DATA LINES.

==============================

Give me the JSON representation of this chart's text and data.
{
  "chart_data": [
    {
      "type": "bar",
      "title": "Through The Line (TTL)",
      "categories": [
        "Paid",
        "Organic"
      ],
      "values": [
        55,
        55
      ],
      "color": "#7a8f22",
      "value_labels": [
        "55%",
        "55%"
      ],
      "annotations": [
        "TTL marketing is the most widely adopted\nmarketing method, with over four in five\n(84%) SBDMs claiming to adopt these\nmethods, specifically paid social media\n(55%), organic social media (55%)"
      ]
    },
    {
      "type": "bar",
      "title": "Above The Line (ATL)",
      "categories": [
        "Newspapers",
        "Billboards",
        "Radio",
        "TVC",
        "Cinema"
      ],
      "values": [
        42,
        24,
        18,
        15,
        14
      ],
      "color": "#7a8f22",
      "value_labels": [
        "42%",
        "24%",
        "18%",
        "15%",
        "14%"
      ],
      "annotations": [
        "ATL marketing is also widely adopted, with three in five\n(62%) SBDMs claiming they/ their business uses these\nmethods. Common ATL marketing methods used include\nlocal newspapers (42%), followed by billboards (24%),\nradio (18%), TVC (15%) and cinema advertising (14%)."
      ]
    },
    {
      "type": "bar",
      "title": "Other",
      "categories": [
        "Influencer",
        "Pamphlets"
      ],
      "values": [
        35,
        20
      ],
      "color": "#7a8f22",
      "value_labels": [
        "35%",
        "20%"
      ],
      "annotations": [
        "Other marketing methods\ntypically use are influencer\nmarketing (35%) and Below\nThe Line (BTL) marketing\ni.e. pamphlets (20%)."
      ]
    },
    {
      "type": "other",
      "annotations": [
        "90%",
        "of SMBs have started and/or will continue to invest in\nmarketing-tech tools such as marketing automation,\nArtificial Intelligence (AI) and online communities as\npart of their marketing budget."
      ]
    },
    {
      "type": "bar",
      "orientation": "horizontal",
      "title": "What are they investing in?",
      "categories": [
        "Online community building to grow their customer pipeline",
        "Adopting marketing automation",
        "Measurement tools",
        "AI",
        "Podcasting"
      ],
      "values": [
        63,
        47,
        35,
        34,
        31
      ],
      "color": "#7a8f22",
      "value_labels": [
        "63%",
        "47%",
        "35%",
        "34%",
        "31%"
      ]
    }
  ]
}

==============================

EXERCISE DETAILS.
Extract the complete data, matching each line exactly.

WRITTEN REPLY.
Give me the JSON representation of this chart's text and data.
{
  "chart_data": [
    {
      "type": "bar",
      "title": "Through The Line (TTL)",
      "categories": [
        "Paid",
        "Organic"
      ],
      "values": [
        55,
        55
      ],
      "color": "#7a8f22",
      "value_labels": [
        "55%",
        "55%"
      ],
      "annotations": [
        "TTL marketing is the most widely adopted\nmarketing method, with over four in five\n(84%) SBDMs claiming to adopt these\nmethods, specifically paid social media\n(55%), organic social media (55%)"
      ]
    },
    {
      "type": "bar",
      "title": "Above The Line (ATL)",
      "categories": [
        "Newspapers",
        "Billboards",
        "Radio",
        "TVC",
        "Cinema"
      ],
      "values": [
        42,
        24,
        18,
        15,
        14
      ],
      "color": "#7a8f22",
      "value_labels": [
        "42%",
        "24%",
        "18%",
        "15%",
        "14%"
      ],
      "annotations": [
        "ATL marketing is also widely adopted, with three in five\n(62%) SBDMs claiming they/ their business uses these\nmethods. Common ATL marketing methods used include\nlocal newspapers (42%), followed by billboards (24%),\nradio (18%), TVC (15%) and cinema advertising (14%)."
      ]
    },
    {
      "type": "bar",
      "title": "Other",
      "categories": [
        "Influencer",
        "Pamphlets"
      ],
      "values": [
        35,
        20
      ],
      "color": "#7a8f22",
      "value_labels": [
        "35%",
        "20%"
      ],
      "annotations": [
        "Other marketing methods\ntypically use are influencer\nmarketing (35%) and Below\nThe Line (BTL) marketing\ni.e. pamphlets (20%)."
      ]
    },
    {
      "type": "other",
      "annotations": [
        "90%",
        "of SMBs have started and/or will continue to invest in\nmarketing-tech tools such as marketing automation,\nArtificial Intelligence (AI) and online communities as\npart of their marketing budget."
      ]
    },
    {
      "type": "bar",
      "orientation": "horizontal",
      "title": "What are they investing in?",
      "categories": [
        "Online community building to grow their customer pipeline",
        "Adopting marketing automation",
        "Measurement tools",
        "AI",
        "Podcasting"
      ],
      "values": [
        63,
        47,
        35,
        34,
        31
      ],
      "color": "#7a8f22",
      "value_labels": [
        "63%",
        "47%",
        "35%",
        "34%",
        "31%"
      ]
    }
  ]
}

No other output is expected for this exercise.